--- Information given ---

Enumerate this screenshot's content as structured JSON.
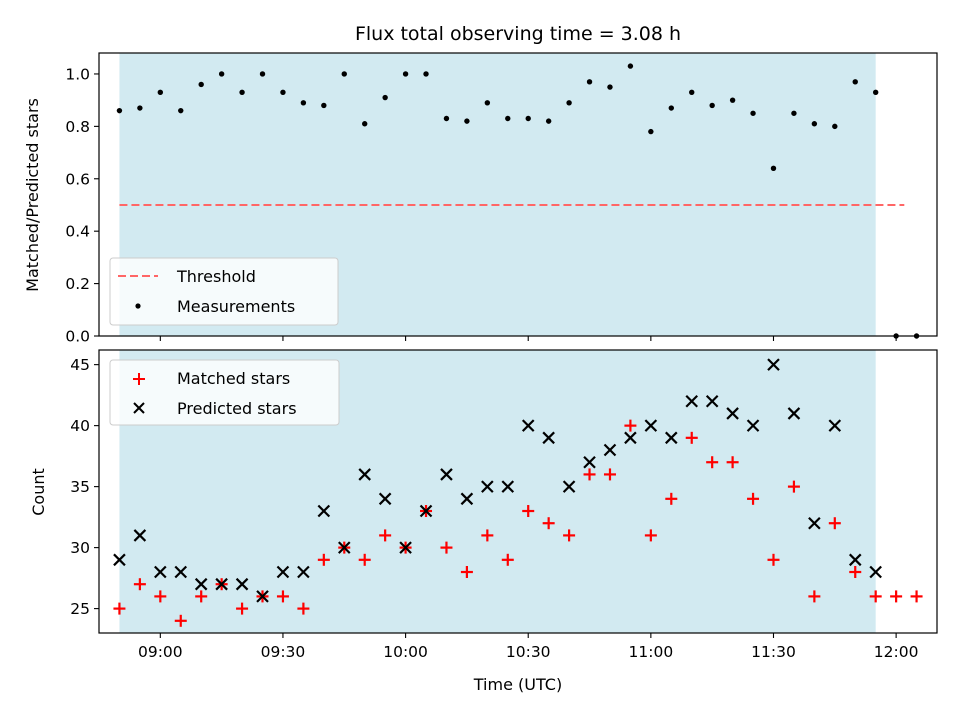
{
  "colors": {
    "coverage": "#add8e6",
    "threshold": "#ff6666",
    "measurement": "#000000",
    "matched": "#ff0000",
    "predicted": "#000000",
    "axes": "#000000",
    "legend_bg": "#ffffff"
  },
  "chart_data": [
    {
      "type": "scatter",
      "title": "Flux total observing time = 3.08 h",
      "xlabel": "",
      "ylabel": "Matched/Predicted stars",
      "xlim": [
        "08:45",
        "12:10"
      ],
      "ylim": [
        0,
        1.08
      ],
      "y_ticks": [
        0.0,
        0.2,
        0.4,
        0.6,
        0.8,
        1.0
      ],
      "y_tick_labels": [
        "0.0",
        "0.2",
        "0.4",
        "0.6",
        "0.8",
        "1.0"
      ],
      "coverage_span": [
        "08:50",
        "11:55"
      ],
      "threshold": {
        "name": "Threshold",
        "value": 0.5,
        "x_start": "08:50",
        "x_end": "12:02",
        "style": "dashed"
      },
      "measurements": {
        "name": "Measurements",
        "x": [
          "08:50",
          "08:55",
          "09:00",
          "09:05",
          "09:10",
          "09:15",
          "09:20",
          "09:25",
          "09:30",
          "09:35",
          "09:40",
          "09:45",
          "09:50",
          "09:55",
          "10:00",
          "10:05",
          "10:10",
          "10:15",
          "10:20",
          "10:25",
          "10:30",
          "10:35",
          "10:40",
          "10:45",
          "10:50",
          "10:55",
          "11:00",
          "11:05",
          "11:10",
          "11:15",
          "11:20",
          "11:25",
          "11:30",
          "11:35",
          "11:40",
          "11:45",
          "11:50",
          "11:55",
          "12:00",
          "12:05"
        ],
        "y": [
          0.86,
          0.87,
          0.93,
          0.86,
          0.96,
          1.0,
          0.93,
          1.0,
          0.93,
          0.89,
          0.88,
          1.0,
          0.81,
          0.91,
          1.0,
          1.0,
          0.83,
          0.82,
          0.89,
          0.83,
          0.83,
          0.82,
          0.89,
          0.97,
          0.95,
          1.03,
          0.78,
          0.87,
          0.93,
          0.88,
          0.9,
          0.85,
          0.64,
          0.85,
          0.81,
          0.8,
          0.97,
          0.93,
          0.0,
          0.0
        ]
      },
      "legend": {
        "placement": "lower-left",
        "entries": [
          "Threshold",
          "Measurements"
        ]
      }
    },
    {
      "type": "scatter",
      "title": "",
      "xlabel": "Time (UTC)",
      "ylabel": "Count",
      "xlim": [
        "08:45",
        "12:10"
      ],
      "ylim": [
        23,
        46.2
      ],
      "y_ticks": [
        25,
        30,
        35,
        40,
        45
      ],
      "y_tick_labels": [
        "25",
        "30",
        "35",
        "40",
        "45"
      ],
      "x_ticks": [
        "09:00",
        "09:30",
        "10:00",
        "10:30",
        "11:00",
        "11:30",
        "12:00"
      ],
      "coverage_span": [
        "08:50",
        "11:55"
      ],
      "series": [
        {
          "name": "Matched stars",
          "marker": "plus",
          "x": [
            "08:50",
            "08:55",
            "09:00",
            "09:05",
            "09:10",
            "09:15",
            "09:20",
            "09:25",
            "09:30",
            "09:35",
            "09:40",
            "09:45",
            "09:50",
            "09:55",
            "10:00",
            "10:05",
            "10:10",
            "10:15",
            "10:20",
            "10:25",
            "10:30",
            "10:35",
            "10:40",
            "10:45",
            "10:50",
            "10:55",
            "11:00",
            "11:05",
            "11:10",
            "11:15",
            "11:20",
            "11:25",
            "11:30",
            "11:35",
            "11:40",
            "11:45",
            "11:50",
            "11:55",
            "12:00",
            "12:05"
          ],
          "values": [
            25,
            27,
            26,
            24,
            26,
            27,
            25,
            26,
            26,
            25,
            29,
            30,
            29,
            31,
            30,
            33,
            30,
            28,
            31,
            29,
            33,
            32,
            31,
            36,
            36,
            40,
            31,
            34,
            39,
            37,
            37,
            34,
            29,
            35,
            26,
            32,
            28,
            26,
            26,
            26
          ]
        },
        {
          "name": "Predicted stars",
          "marker": "x",
          "x": [
            "08:50",
            "08:55",
            "09:00",
            "09:05",
            "09:10",
            "09:15",
            "09:20",
            "09:25",
            "09:30",
            "09:35",
            "09:40",
            "09:45",
            "09:50",
            "09:55",
            "10:00",
            "10:05",
            "10:10",
            "10:15",
            "10:20",
            "10:25",
            "10:30",
            "10:35",
            "10:40",
            "10:45",
            "10:50",
            "10:55",
            "11:00",
            "11:05",
            "11:10",
            "11:15",
            "11:20",
            "11:25",
            "11:30",
            "11:35",
            "11:40",
            "11:45",
            "11:50",
            "11:55"
          ],
          "values": [
            29,
            31,
            28,
            28,
            27,
            27,
            27,
            26,
            28,
            28,
            33,
            30,
            36,
            34,
            30,
            33,
            36,
            34,
            35,
            35,
            40,
            39,
            35,
            37,
            38,
            39,
            40,
            39,
            42,
            42,
            41,
            40,
            45,
            41,
            32,
            40,
            29,
            28
          ]
        }
      ],
      "legend": {
        "placement": "upper-left",
        "entries": [
          "Matched stars",
          "Predicted stars"
        ]
      }
    }
  ]
}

---

Task details >>
From the material above, gather all lines that include the string "ylabel" and copy them.

Response >>
      "ylabel": "Matched/Predicted stars",
      "ylabel": "Count",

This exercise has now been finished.